**Exercise instructions**
Pull out every line below that contains the word "ylabel".

-- start --

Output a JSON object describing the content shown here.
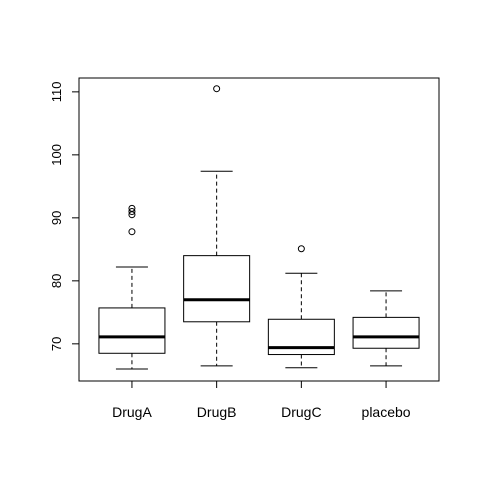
{
  "chart_data": {
    "type": "box",
    "categories": [
      "DrugA",
      "DrugB",
      "DrugC",
      "placebo"
    ],
    "boxes": [
      {
        "name": "DrugA",
        "lower_whisker": 66.0,
        "q1": 68.5,
        "median": 71.1,
        "q3": 75.7,
        "upper_whisker": 82.2,
        "outliers": [
          87.8,
          90.5,
          91.0,
          91.5
        ]
      },
      {
        "name": "DrugB",
        "lower_whisker": 66.5,
        "q1": 73.5,
        "median": 77.0,
        "q3": 84.0,
        "upper_whisker": 97.4,
        "outliers": [
          110.5
        ]
      },
      {
        "name": "DrugC",
        "lower_whisker": 66.2,
        "q1": 68.3,
        "median": 69.4,
        "q3": 73.9,
        "upper_whisker": 81.2,
        "outliers": [
          85.1
        ]
      },
      {
        "name": "placebo",
        "lower_whisker": 66.5,
        "q1": 69.3,
        "median": 71.1,
        "q3": 74.2,
        "upper_whisker": 78.4,
        "outliers": []
      }
    ],
    "yticks": [
      70,
      80,
      90,
      100,
      110
    ],
    "ylim": [
      64.1,
      112.2
    ],
    "title": "",
    "xlabel": "",
    "ylabel": "",
    "grid": false
  }
}
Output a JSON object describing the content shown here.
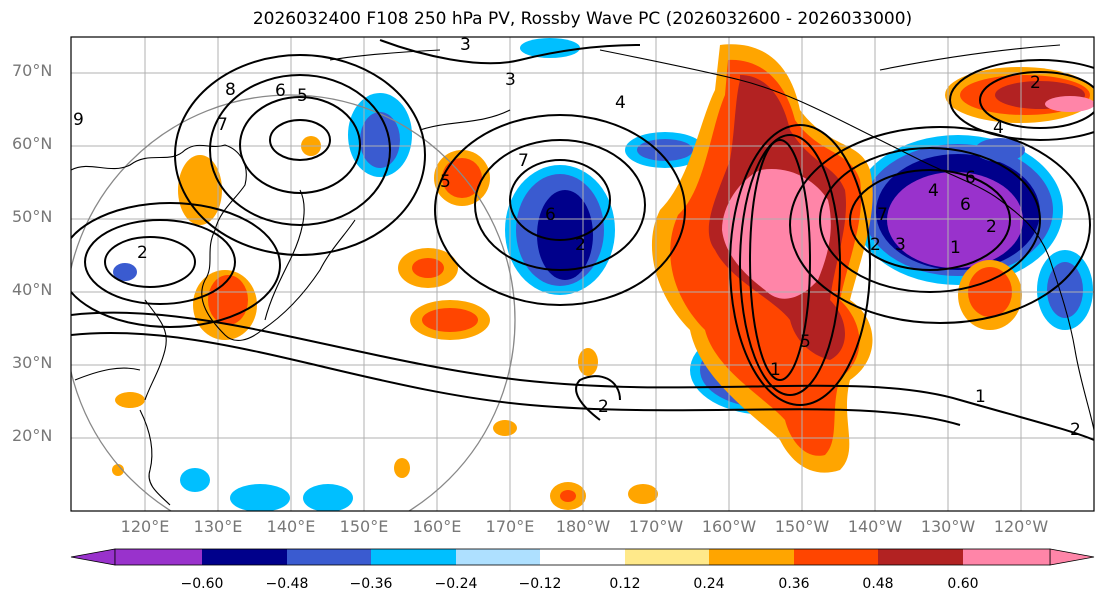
{
  "title": "2026032400 F108 250 hPa PV, Rossby Wave PC (2026032600 - 2026033000)",
  "lat_labels": [
    "70°N",
    "60°N",
    "50°N",
    "40°N",
    "30°N",
    "20°N"
  ],
  "lon_labels": [
    "120°E",
    "130°E",
    "140°E",
    "150°E",
    "160°E",
    "170°E",
    "180°W",
    "170°W",
    "160°W",
    "150°W",
    "140°W",
    "130°W",
    "120°W"
  ],
  "colorbar": {
    "ticks": [
      "−0.60",
      "−0.48",
      "−0.36",
      "−0.24",
      "−0.12",
      "0.12",
      "0.24",
      "0.36",
      "0.48",
      "0.60"
    ],
    "colors": [
      "#9932cc",
      "#00008b",
      "#3a5bd0",
      "#00bfff",
      "#aee0ff",
      "#ffffff",
      "#ffe98a",
      "#ffa500",
      "#ff4500",
      "#b22222",
      "#ff85a8"
    ]
  },
  "contour_labels": [
    "3",
    "8",
    "6",
    "5",
    "7",
    "9",
    "2",
    "7",
    "5",
    "6",
    "2",
    "4",
    "3",
    "1",
    "2",
    "7",
    "6",
    "6",
    "4",
    "2",
    "5",
    "1",
    "2",
    "2",
    "2",
    "4",
    "3",
    "1"
  ]
}
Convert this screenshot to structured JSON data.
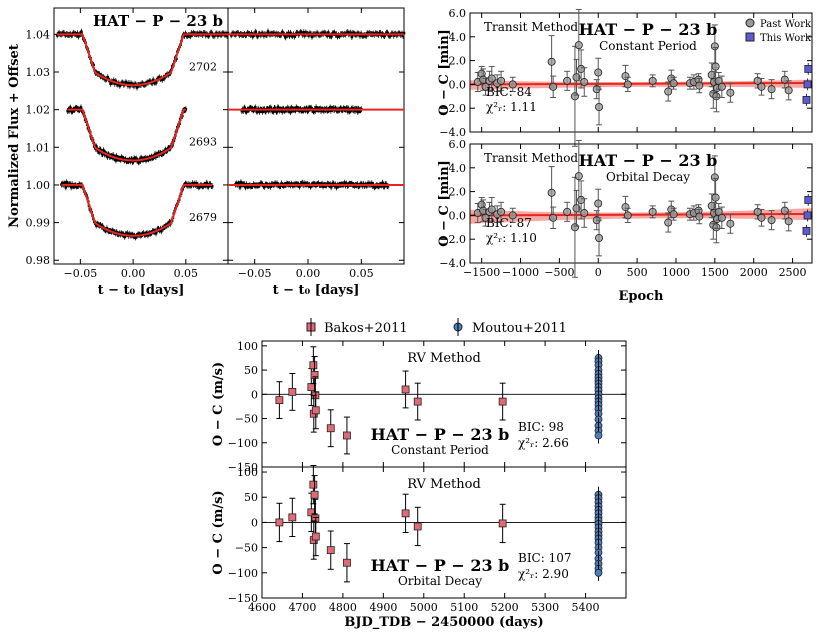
{
  "figure": {
    "caption_planet": "HAT − P − 23 b"
  },
  "chart_data": [
    {
      "id": "lightcurves",
      "type": "scatter",
      "title": "HAT − P − 23 b",
      "xlabel": "t − t₀ [days]",
      "ylabel": "Normalized Flux + Offset",
      "xlim": [
        -0.075,
        0.09
      ],
      "ylim": [
        0.979,
        1.047
      ],
      "xticks": [
        "−0.05",
        "0.00",
        "0.05"
      ],
      "xtick_values": [
        -0.05,
        0,
        0.05
      ],
      "yticks": [
        "0.98",
        "0.99",
        "1.00",
        "1.01",
        "1.02",
        "1.03",
        "1.04"
      ],
      "ytick_values": [
        0.98,
        0.99,
        1.0,
        1.01,
        1.02,
        1.03,
        1.04
      ],
      "transit_depth": 0.0135,
      "series": [
        {
          "name": "2702",
          "epoch": 2702,
          "offset": 1.04,
          "x_range": [
            -0.072,
            0.09
          ]
        },
        {
          "name": "2693",
          "epoch": 2693,
          "offset": 1.02,
          "x_range": [
            -0.062,
            0.05
          ]
        },
        {
          "name": "2679",
          "epoch": 2679,
          "offset": 1.0,
          "x_range": [
            -0.068,
            0.075
          ]
        }
      ],
      "panels": [
        "light curves with transit model",
        "residuals"
      ]
    },
    {
      "id": "transit_oc",
      "type": "scatter",
      "title": "HAT − P − 23 b",
      "xlabel": "Epoch",
      "ylabel": "O − C [min]",
      "xlim": [
        -1650,
        2750
      ],
      "ylim": [
        -4,
        6
      ],
      "xticks": [
        "−1500",
        "−1000",
        "−500",
        "0",
        "500",
        "1000",
        "1500",
        "2000",
        "2500"
      ],
      "xtick_values": [
        -1500,
        -1000,
        -500,
        0,
        500,
        1000,
        1500,
        2000,
        2500
      ],
      "yticks": [
        "−4.0",
        "−2.0",
        "0.0",
        "2.0",
        "4.0",
        "6.0"
      ],
      "ytick_values": [
        -4,
        -2,
        0,
        2,
        4,
        6
      ],
      "method_label": "Transit Method",
      "legend": [
        "Past Work",
        "This Work"
      ],
      "legend_position": "top-right",
      "past_work": [
        {
          "x": -1550,
          "y": 0.2,
          "err": 0.8
        },
        {
          "x": -1500,
          "y": 0.9,
          "err": 0.6
        },
        {
          "x": -1480,
          "y": 0.4,
          "err": 0.9
        },
        {
          "x": -1450,
          "y": -0.2,
          "err": 0.7
        },
        {
          "x": -1400,
          "y": 0.3,
          "err": 0.8
        },
        {
          "x": -1370,
          "y": 0.5,
          "err": 1.0
        },
        {
          "x": -1300,
          "y": 0.1,
          "err": 0.7
        },
        {
          "x": -1250,
          "y": 0.3,
          "err": 0.8
        },
        {
          "x": -1100,
          "y": 0.0,
          "err": 0.6
        },
        {
          "x": -600,
          "y": 1.9,
          "err": 2.2
        },
        {
          "x": -580,
          "y": -0.2,
          "err": 0.9
        },
        {
          "x": -400,
          "y": 0.3,
          "err": 0.8
        },
        {
          "x": -300,
          "y": -1.0,
          "err": 4.2
        },
        {
          "x": -280,
          "y": 0.6,
          "err": 1.5
        },
        {
          "x": -250,
          "y": 3.3,
          "err": 3.0
        },
        {
          "x": -220,
          "y": 1.3,
          "err": 1.6
        },
        {
          "x": -180,
          "y": 0.2,
          "err": 1.2
        },
        {
          "x": -20,
          "y": -0.4,
          "err": 0.8
        },
        {
          "x": 0,
          "y": 1.0,
          "err": 1.2
        },
        {
          "x": 10,
          "y": -1.9,
          "err": 1.5
        },
        {
          "x": 350,
          "y": 0.7,
          "err": 0.9
        },
        {
          "x": 380,
          "y": 0.0,
          "err": 0.6
        },
        {
          "x": 700,
          "y": 0.3,
          "err": 0.5
        },
        {
          "x": 900,
          "y": -0.6,
          "err": 0.8
        },
        {
          "x": 940,
          "y": 0.5,
          "err": 0.7
        },
        {
          "x": 970,
          "y": 0.1,
          "err": 0.5
        },
        {
          "x": 1180,
          "y": 0.1,
          "err": 0.5
        },
        {
          "x": 1230,
          "y": 0.2,
          "err": 0.6
        },
        {
          "x": 1290,
          "y": 0.4,
          "err": 0.5
        },
        {
          "x": 1300,
          "y": -0.1,
          "err": 0.6
        },
        {
          "x": 1460,
          "y": 0.8,
          "err": 1.0
        },
        {
          "x": 1480,
          "y": -0.8,
          "err": 1.2
        },
        {
          "x": 1490,
          "y": 0.2,
          "err": 0.9
        },
        {
          "x": 1500,
          "y": 3.2,
          "err": 1.8
        },
        {
          "x": 1510,
          "y": 1.5,
          "err": 1.6
        },
        {
          "x": 1520,
          "y": -1.0,
          "err": 1.3
        },
        {
          "x": 1530,
          "y": -0.3,
          "err": 0.8
        },
        {
          "x": 1550,
          "y": 0.3,
          "err": 0.7
        },
        {
          "x": 1590,
          "y": -0.2,
          "err": 0.9
        },
        {
          "x": 1700,
          "y": -0.7,
          "err": 0.8
        },
        {
          "x": 2050,
          "y": 0.3,
          "err": 0.6
        },
        {
          "x": 2100,
          "y": -0.2,
          "err": 0.7
        },
        {
          "x": 2230,
          "y": -0.4,
          "err": 0.8
        },
        {
          "x": 2400,
          "y": 0.4,
          "err": 0.7
        },
        {
          "x": 2450,
          "y": -0.5,
          "err": 0.8
        }
      ],
      "this_work": [
        {
          "x": 2702,
          "y": 1.3,
          "err": 0.5
        },
        {
          "x": 2693,
          "y": 0.0,
          "err": 0.5
        },
        {
          "x": 2679,
          "y": -1.3,
          "err": 0.5
        }
      ],
      "panels": [
        {
          "model": "Constant Period",
          "bic_label": "BIC: 84",
          "chi_label": "χ²ᵣ: 1.11",
          "decay": false
        },
        {
          "model": "Orbital Decay",
          "bic_label": "BIC: 87",
          "chi_label": "χ²ᵣ: 1.10",
          "decay": true
        }
      ]
    },
    {
      "id": "rv_oc",
      "type": "scatter",
      "title": "HAT − P − 23 b",
      "xlabel": "BJD_TDB − 2450000 (days)",
      "ylabel": "O − C (m/s)",
      "xlim": [
        4600,
        5500
      ],
      "ylim": [
        -150,
        110
      ],
      "xticks": [
        "4600",
        "4700",
        "4800",
        "4900",
        "5000",
        "5100",
        "5200",
        "5300",
        "5400"
      ],
      "xtick_values": [
        4600,
        4700,
        4800,
        4900,
        5000,
        5100,
        5200,
        5300,
        5400
      ],
      "yticks": [
        "−150",
        "−100",
        "−50",
        "0",
        "50",
        "100"
      ],
      "ytick_values": [
        -150,
        -100,
        -50,
        0,
        50,
        100
      ],
      "method_label": "RV Method",
      "legend": [
        "Bakos+2011",
        "Moutou+2011"
      ],
      "legend_position": "top-center",
      "panels": [
        {
          "model": "Constant Period",
          "bic_label": "BIC: 98",
          "chi_label": "χ²ᵣ: 2.66",
          "bakos": [
            {
              "x": 4643,
              "y": -12,
              "err": 38
            },
            {
              "x": 4675,
              "y": 5,
              "err": 38
            },
            {
              "x": 4722,
              "y": 15,
              "err": 38
            },
            {
              "x": 4727,
              "y": 60,
              "err": 38
            },
            {
              "x": 4730,
              "y": 40,
              "err": 38
            },
            {
              "x": 4732,
              "y": -2,
              "err": 38
            },
            {
              "x": 4728,
              "y": -40,
              "err": 38
            },
            {
              "x": 4733,
              "y": -33,
              "err": 38
            },
            {
              "x": 4770,
              "y": -70,
              "err": 38
            },
            {
              "x": 4810,
              "y": -85,
              "err": 38
            },
            {
              "x": 4955,
              "y": 10,
              "err": 38
            },
            {
              "x": 4985,
              "y": -15,
              "err": 38
            },
            {
              "x": 5195,
              "y": -15,
              "err": 38
            }
          ],
          "moutou": [
            {
              "x": 5432,
              "y": 75
            },
            {
              "x": 5432,
              "y": 68
            },
            {
              "x": 5432,
              "y": 60
            },
            {
              "x": 5432,
              "y": 50
            },
            {
              "x": 5432,
              "y": 42
            },
            {
              "x": 5432,
              "y": 35
            },
            {
              "x": 5432,
              "y": 28
            },
            {
              "x": 5432,
              "y": 22
            },
            {
              "x": 5432,
              "y": 15
            },
            {
              "x": 5432,
              "y": 8
            },
            {
              "x": 5432,
              "y": 0
            },
            {
              "x": 5432,
              "y": -8
            },
            {
              "x": 5432,
              "y": -15
            },
            {
              "x": 5432,
              "y": -22
            },
            {
              "x": 5432,
              "y": -30
            },
            {
              "x": 5432,
              "y": -40
            },
            {
              "x": 5432,
              "y": -52
            },
            {
              "x": 5432,
              "y": -65
            },
            {
              "x": 5432,
              "y": -75
            },
            {
              "x": 5432,
              "y": -85
            }
          ]
        },
        {
          "model": "Orbital Decay",
          "bic_label": "BIC: 107",
          "chi_label": "χ²ᵣ: 2.90",
          "bakos": [
            {
              "x": 4643,
              "y": 0,
              "err": 38
            },
            {
              "x": 4675,
              "y": 10,
              "err": 38
            },
            {
              "x": 4722,
              "y": 20,
              "err": 38
            },
            {
              "x": 4727,
              "y": 75,
              "err": 38
            },
            {
              "x": 4730,
              "y": 55,
              "err": 38
            },
            {
              "x": 4732,
              "y": 8,
              "err": 38
            },
            {
              "x": 4728,
              "y": -35,
              "err": 38
            },
            {
              "x": 4733,
              "y": -28,
              "err": 38
            },
            {
              "x": 4770,
              "y": -55,
              "err": 38
            },
            {
              "x": 4810,
              "y": -80,
              "err": 38
            },
            {
              "x": 4955,
              "y": 18,
              "err": 38
            },
            {
              "x": 4985,
              "y": -8,
              "err": 38
            },
            {
              "x": 5195,
              "y": -2,
              "err": 38
            }
          ],
          "moutou": [
            {
              "x": 5432,
              "y": 55
            },
            {
              "x": 5432,
              "y": 48
            },
            {
              "x": 5432,
              "y": 40
            },
            {
              "x": 5432,
              "y": 32
            },
            {
              "x": 5432,
              "y": 25
            },
            {
              "x": 5432,
              "y": 18
            },
            {
              "x": 5432,
              "y": 10
            },
            {
              "x": 5432,
              "y": 4
            },
            {
              "x": 5432,
              "y": -3
            },
            {
              "x": 5432,
              "y": -10
            },
            {
              "x": 5432,
              "y": -18
            },
            {
              "x": 5432,
              "y": -25
            },
            {
              "x": 5432,
              "y": -32
            },
            {
              "x": 5432,
              "y": -40
            },
            {
              "x": 5432,
              "y": -50
            },
            {
              "x": 5432,
              "y": -60
            },
            {
              "x": 5432,
              "y": -72
            },
            {
              "x": 5432,
              "y": -82
            },
            {
              "x": 5432,
              "y": -92
            },
            {
              "x": 5432,
              "y": -100
            }
          ]
        }
      ]
    }
  ],
  "colors": {
    "model": "#e8261f",
    "band": "#f4a09a",
    "past": "#999999",
    "this": "#5b5bd6",
    "bakos": "#e06b77",
    "moutou": "#4a7fc0"
  }
}
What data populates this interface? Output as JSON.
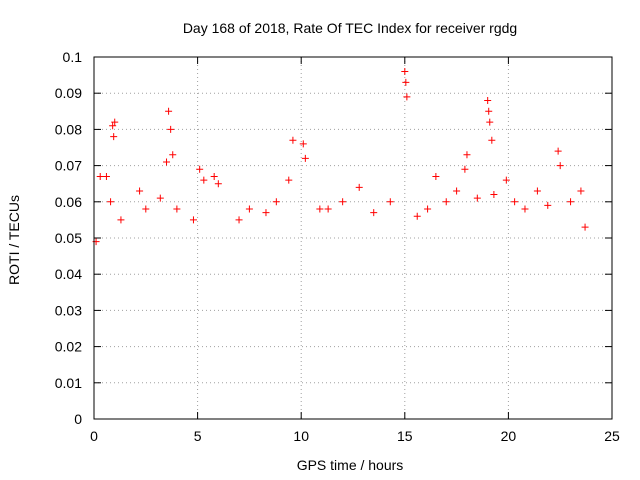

-- end --

**The reply**
    "ylabel": "",
      "ylabel": "Normalized Flux + Offset",
      "ylabel": "O − C [min]",
      "ylabel": "O − C (m/s)",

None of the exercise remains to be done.